Structured figure records
#####
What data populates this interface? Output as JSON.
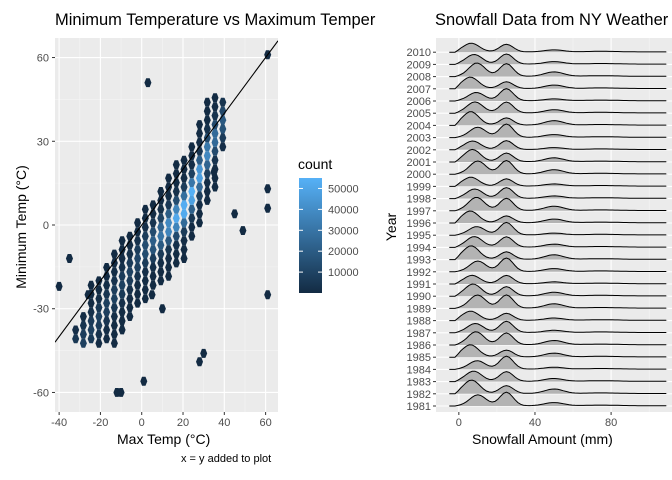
{
  "chart_data": [
    {
      "type": "hexbin",
      "title": "Minimum Temperature vs Maximum Temperature",
      "xlabel": "Max Temp (°C)",
      "ylabel": "Minimum Temp (°C)",
      "xlim": [
        -42,
        66
      ],
      "ylim": [
        -67,
        67
      ],
      "x_ticks": [
        -40,
        -20,
        0,
        20,
        40,
        60
      ],
      "y_ticks": [
        -60,
        -30,
        0,
        30,
        60
      ],
      "x_tick_labels": [
        "-40",
        "-20",
        "0",
        "20",
        "40",
        "60"
      ],
      "y_tick_labels": [
        "-60",
        "-30",
        "0",
        "30",
        "60"
      ],
      "reference_line": "x = y",
      "caption": "x = y added to plot",
      "grid": true,
      "legend": {
        "title": "count",
        "position": "right",
        "range": [
          0,
          55000
        ],
        "breaks": [
          10000,
          20000,
          30000,
          40000,
          50000
        ],
        "break_labels": [
          "10000",
          "20000",
          "30000",
          "40000",
          "50000"
        ],
        "color_low": "#132b43",
        "color_high": "#56b1f7"
      },
      "core_ridge": {
        "x": [
          -25,
          -10,
          0,
          10,
          20,
          25,
          28,
          32
        ],
        "y": [
          -38,
          -22,
          -10,
          -3,
          5,
          12,
          18,
          26
        ],
        "peak_count": 55000
      },
      "outliers": [
        {
          "x": 3,
          "y": 51
        },
        {
          "x": 61,
          "y": 61
        },
        {
          "x": -40,
          "y": -22
        },
        {
          "x": -35,
          "y": -12
        },
        {
          "x": -12,
          "y": -60
        },
        {
          "x": -10,
          "y": -60
        },
        {
          "x": 1,
          "y": -56
        },
        {
          "x": 28,
          "y": -49
        },
        {
          "x": 30,
          "y": -46
        },
        {
          "x": 61,
          "y": -25
        },
        {
          "x": 61,
          "y": 13
        },
        {
          "x": 61,
          "y": 6
        },
        {
          "x": 49,
          "y": -2
        },
        {
          "x": 45,
          "y": 4
        },
        {
          "x": 35,
          "y": 19
        },
        {
          "x": -26,
          "y": -25
        },
        {
          "x": 10,
          "y": -30
        },
        {
          "x": 5,
          "y": -25
        }
      ]
    },
    {
      "type": "ridgeline",
      "title": "Snowfall Data from NY Weather",
      "xlabel": "Snowfall Amount (mm)",
      "ylabel": "Year",
      "xlim": [
        -12,
        112
      ],
      "x_ticks": [
        0,
        40,
        80
      ],
      "x_tick_labels": [
        "0",
        "40",
        "80"
      ],
      "categories": [
        "1981",
        "1982",
        "1983",
        "1984",
        "1985",
        "1986",
        "1987",
        "1988",
        "1989",
        "1990",
        "1991",
        "1992",
        "1993",
        "1994",
        "1995",
        "1996",
        "1997",
        "1998",
        "1999",
        "2000",
        "2001",
        "2002",
        "2003",
        "2004",
        "2005",
        "2006",
        "2007",
        "2008",
        "2009",
        "2010"
      ],
      "fill": "#b3b3b3",
      "grid": true
    }
  ]
}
#####
**Requirement**
Examine the records and pull out every line where the string "Snowfall" occurs.

**Exercise output**
      "title": "Snowfall Data from NY Weather",
      "xlabel": "Snowfall Amount (mm)",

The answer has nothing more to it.